Collected data
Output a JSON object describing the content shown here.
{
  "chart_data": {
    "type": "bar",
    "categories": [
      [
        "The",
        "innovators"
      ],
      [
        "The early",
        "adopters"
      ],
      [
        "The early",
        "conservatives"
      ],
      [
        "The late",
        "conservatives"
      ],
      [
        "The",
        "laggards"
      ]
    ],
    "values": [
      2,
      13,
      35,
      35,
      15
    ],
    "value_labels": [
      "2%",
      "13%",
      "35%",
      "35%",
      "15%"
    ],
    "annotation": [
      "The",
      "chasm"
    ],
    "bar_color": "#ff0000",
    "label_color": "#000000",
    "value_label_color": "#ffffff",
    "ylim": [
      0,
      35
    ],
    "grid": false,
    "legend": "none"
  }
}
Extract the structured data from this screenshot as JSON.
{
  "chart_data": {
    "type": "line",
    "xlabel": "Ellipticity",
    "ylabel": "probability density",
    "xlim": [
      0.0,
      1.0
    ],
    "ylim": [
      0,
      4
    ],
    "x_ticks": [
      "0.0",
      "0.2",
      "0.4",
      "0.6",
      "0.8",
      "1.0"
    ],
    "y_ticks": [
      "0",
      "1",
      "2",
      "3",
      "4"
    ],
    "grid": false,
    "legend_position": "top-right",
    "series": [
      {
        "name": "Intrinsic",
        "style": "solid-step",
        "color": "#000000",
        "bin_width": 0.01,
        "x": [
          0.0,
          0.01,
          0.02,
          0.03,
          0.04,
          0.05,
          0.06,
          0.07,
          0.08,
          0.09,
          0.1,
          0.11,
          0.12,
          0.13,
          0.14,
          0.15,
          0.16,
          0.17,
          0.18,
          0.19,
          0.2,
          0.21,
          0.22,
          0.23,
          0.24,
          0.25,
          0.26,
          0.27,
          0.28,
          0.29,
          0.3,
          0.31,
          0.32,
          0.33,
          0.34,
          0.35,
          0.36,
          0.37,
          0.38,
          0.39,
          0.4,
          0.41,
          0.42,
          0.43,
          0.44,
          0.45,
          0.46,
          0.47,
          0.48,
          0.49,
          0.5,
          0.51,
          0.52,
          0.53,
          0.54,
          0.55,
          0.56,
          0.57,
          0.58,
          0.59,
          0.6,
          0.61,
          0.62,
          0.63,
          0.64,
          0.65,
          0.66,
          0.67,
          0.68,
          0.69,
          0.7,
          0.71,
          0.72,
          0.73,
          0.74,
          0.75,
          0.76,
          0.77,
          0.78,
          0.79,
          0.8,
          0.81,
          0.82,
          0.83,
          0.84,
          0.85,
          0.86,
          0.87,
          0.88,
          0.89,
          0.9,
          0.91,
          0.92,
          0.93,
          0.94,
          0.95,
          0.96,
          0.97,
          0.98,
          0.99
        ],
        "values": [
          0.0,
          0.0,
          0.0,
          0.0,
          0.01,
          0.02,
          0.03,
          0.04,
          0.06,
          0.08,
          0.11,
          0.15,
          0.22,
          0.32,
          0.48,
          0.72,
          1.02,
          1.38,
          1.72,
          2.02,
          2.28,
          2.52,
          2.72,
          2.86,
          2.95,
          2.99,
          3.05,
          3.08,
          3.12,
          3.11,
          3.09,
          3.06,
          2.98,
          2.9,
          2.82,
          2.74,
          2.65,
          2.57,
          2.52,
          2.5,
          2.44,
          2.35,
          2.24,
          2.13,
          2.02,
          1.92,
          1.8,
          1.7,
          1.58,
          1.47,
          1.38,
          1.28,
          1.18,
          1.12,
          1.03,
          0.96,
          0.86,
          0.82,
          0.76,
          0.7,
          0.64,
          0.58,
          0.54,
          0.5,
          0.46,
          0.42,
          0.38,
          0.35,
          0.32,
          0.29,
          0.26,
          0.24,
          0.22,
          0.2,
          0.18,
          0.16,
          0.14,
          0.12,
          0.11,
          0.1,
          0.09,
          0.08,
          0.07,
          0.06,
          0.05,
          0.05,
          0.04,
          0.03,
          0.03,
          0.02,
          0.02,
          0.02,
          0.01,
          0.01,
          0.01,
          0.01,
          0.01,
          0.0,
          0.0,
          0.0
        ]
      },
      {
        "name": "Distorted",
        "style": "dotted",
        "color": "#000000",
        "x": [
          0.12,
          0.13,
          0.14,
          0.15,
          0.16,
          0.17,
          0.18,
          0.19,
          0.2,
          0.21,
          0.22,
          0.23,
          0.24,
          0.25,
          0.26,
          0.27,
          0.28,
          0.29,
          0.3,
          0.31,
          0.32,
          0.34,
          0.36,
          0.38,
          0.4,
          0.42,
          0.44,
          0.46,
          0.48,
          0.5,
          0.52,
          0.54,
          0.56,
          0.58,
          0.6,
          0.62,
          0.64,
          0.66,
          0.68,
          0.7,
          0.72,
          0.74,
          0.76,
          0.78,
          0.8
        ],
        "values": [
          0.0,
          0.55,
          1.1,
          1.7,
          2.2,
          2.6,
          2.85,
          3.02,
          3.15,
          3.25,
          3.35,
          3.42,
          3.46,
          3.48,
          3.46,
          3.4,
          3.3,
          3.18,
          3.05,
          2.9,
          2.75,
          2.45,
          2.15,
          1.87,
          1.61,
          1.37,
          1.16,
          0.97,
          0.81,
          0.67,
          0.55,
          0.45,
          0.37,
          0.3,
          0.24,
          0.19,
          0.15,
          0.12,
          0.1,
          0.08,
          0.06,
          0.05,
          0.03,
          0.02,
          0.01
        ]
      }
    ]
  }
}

What you should do
Copy every line exactly. Leave nothing out.

Full answer
Output a JSON object describing the content shown here.
{
  "chart_data": {
    "type": "bar",
    "categories": [
      [
        "The",
        "innovators"
      ],
      [
        "The early",
        "adopters"
      ],
      [
        "The early",
        "conservatives"
      ],
      [
        "The late",
        "conservatives"
      ],
      [
        "The",
        "laggards"
      ]
    ],
    "values": [
      2,
      13,
      35,
      35,
      15
    ],
    "value_labels": [
      "2%",
      "13%",
      "35%",
      "35%",
      "15%"
    ],
    "annotation": [
      "The",
      "chasm"
    ],
    "bar_color": "#ff0000",
    "label_color": "#000000",
    "value_label_color": "#ffffff",
    "ylim": [
      0,
      35
    ],
    "grid": false,
    "legend": "none"
  }
}
Extract the structured data from this screenshot as JSON.
{
  "chart_data": {
    "type": "line",
    "xlabel": "Ellipticity",
    "ylabel": "probability density",
    "xlim": [
      0.0,
      1.0
    ],
    "ylim": [
      0,
      4
    ],
    "x_ticks": [
      "0.0",
      "0.2",
      "0.4",
      "0.6",
      "0.8",
      "1.0"
    ],
    "y_ticks": [
      "0",
      "1",
      "2",
      "3",
      "4"
    ],
    "grid": false,
    "legend_position": "top-right",
    "series": [
      {
        "name": "Intrinsic",
        "style": "solid-step",
        "color": "#000000",
        "bin_width": 0.01,
        "x": [
          0.0,
          0.01,
          0.02,
          0.03,
          0.04,
          0.05,
          0.06,
          0.07,
          0.08,
          0.09,
          0.1,
          0.11,
          0.12,
          0.13,
          0.14,
          0.15,
          0.16,
          0.17,
          0.18,
          0.19,
          0.2,
          0.21,
          0.22,
          0.23,
          0.24,
          0.25,
          0.26,
          0.27,
          0.28,
          0.29,
          0.3,
          0.31,
          0.32,
          0.33,
          0.34,
          0.35,
          0.36,
          0.37,
          0.38,
          0.39,
          0.4,
          0.41,
          0.42,
          0.43,
          0.44,
          0.45,
          0.46,
          0.47,
          0.48,
          0.49,
          0.5,
          0.51,
          0.52,
          0.53,
          0.54,
          0.55,
          0.56,
          0.57,
          0.58,
          0.59,
          0.6,
          0.61,
          0.62,
          0.63,
          0.64,
          0.65,
          0.66,
          0.67,
          0.68,
          0.69,
          0.7,
          0.71,
          0.72,
          0.73,
          0.74,
          0.75,
          0.76,
          0.77,
          0.78,
          0.79,
          0.8,
          0.81,
          0.82,
          0.83,
          0.84,
          0.85,
          0.86,
          0.87,
          0.88,
          0.89,
          0.9,
          0.91,
          0.92,
          0.93,
          0.94,
          0.95,
          0.96,
          0.97,
          0.98,
          0.99
        ],
        "values": [
          0.0,
          0.0,
          0.0,
          0.0,
          0.01,
          0.02,
          0.03,
          0.04,
          0.06,
          0.08,
          0.11,
          0.15,
          0.22,
          0.32,
          0.48,
          0.72,
          1.02,
          1.38,
          1.72,
          2.02,
          2.28,
          2.52,
          2.72,
          2.86,
          2.95,
          2.99,
          3.05,
          3.08,
          3.12,
          3.11,
          3.09,
          3.06,
          2.98,
          2.9,
          2.82,
          2.74,
          2.65,
          2.57,
          2.52,
          2.5,
          2.44,
          2.35,
          2.24,
          2.13,
          2.02,
          1.92,
          1.8,
          1.7,
          1.58,
          1.47,
          1.38,
          1.28,
          1.18,
          1.12,
          1.03,
          0.96,
          0.86,
          0.82,
          0.76,
          0.7,
          0.64,
          0.58,
          0.54,
          0.5,
          0.46,
          0.42,
          0.38,
          0.35,
          0.32,
          0.29,
          0.26,
          0.24,
          0.22,
          0.2,
          0.18,
          0.16,
          0.14,
          0.12,
          0.11,
          0.1,
          0.09,
          0.08,
          0.07,
          0.06,
          0.05,
          0.05,
          0.04,
          0.03,
          0.03,
          0.02,
          0.02,
          0.02,
          0.01,
          0.01,
          0.01,
          0.01,
          0.01,
          0.0,
          0.0,
          0.0
        ]
      },
      {
        "name": "Distorted",
        "style": "dotted",
        "color": "#000000",
        "x": [
          0.12,
          0.13,
          0.14,
          0.15,
          0.16,
          0.17,
          0.18,
          0.19,
          0.2,
          0.21,
          0.22,
          0.23,
          0.24,
          0.25,
          0.26,
          0.27,
          0.28,
          0.29,
          0.3,
          0.31,
          0.32,
          0.34,
          0.36,
          0.38,
          0.4,
          0.42,
          0.44,
          0.46,
          0.48,
          0.5,
          0.52,
          0.54,
          0.56,
          0.58,
          0.6,
          0.62,
          0.64,
          0.66,
          0.68,
          0.7,
          0.72,
          0.74,
          0.76,
          0.78,
          0.8
        ],
        "values": [
          0.0,
          0.55,
          1.1,
          1.7,
          2.2,
          2.6,
          2.85,
          3.02,
          3.15,
          3.25,
          3.35,
          3.42,
          3.46,
          3.48,
          3.46,
          3.4,
          3.3,
          3.18,
          3.05,
          2.9,
          2.75,
          2.45,
          2.15,
          1.87,
          1.61,
          1.37,
          1.16,
          0.97,
          0.81,
          0.67,
          0.55,
          0.45,
          0.37,
          0.3,
          0.24,
          0.19,
          0.15,
          0.12,
          0.1,
          0.08,
          0.06,
          0.05,
          0.03,
          0.02,
          0.01
        ]
      }
    ]
  }
}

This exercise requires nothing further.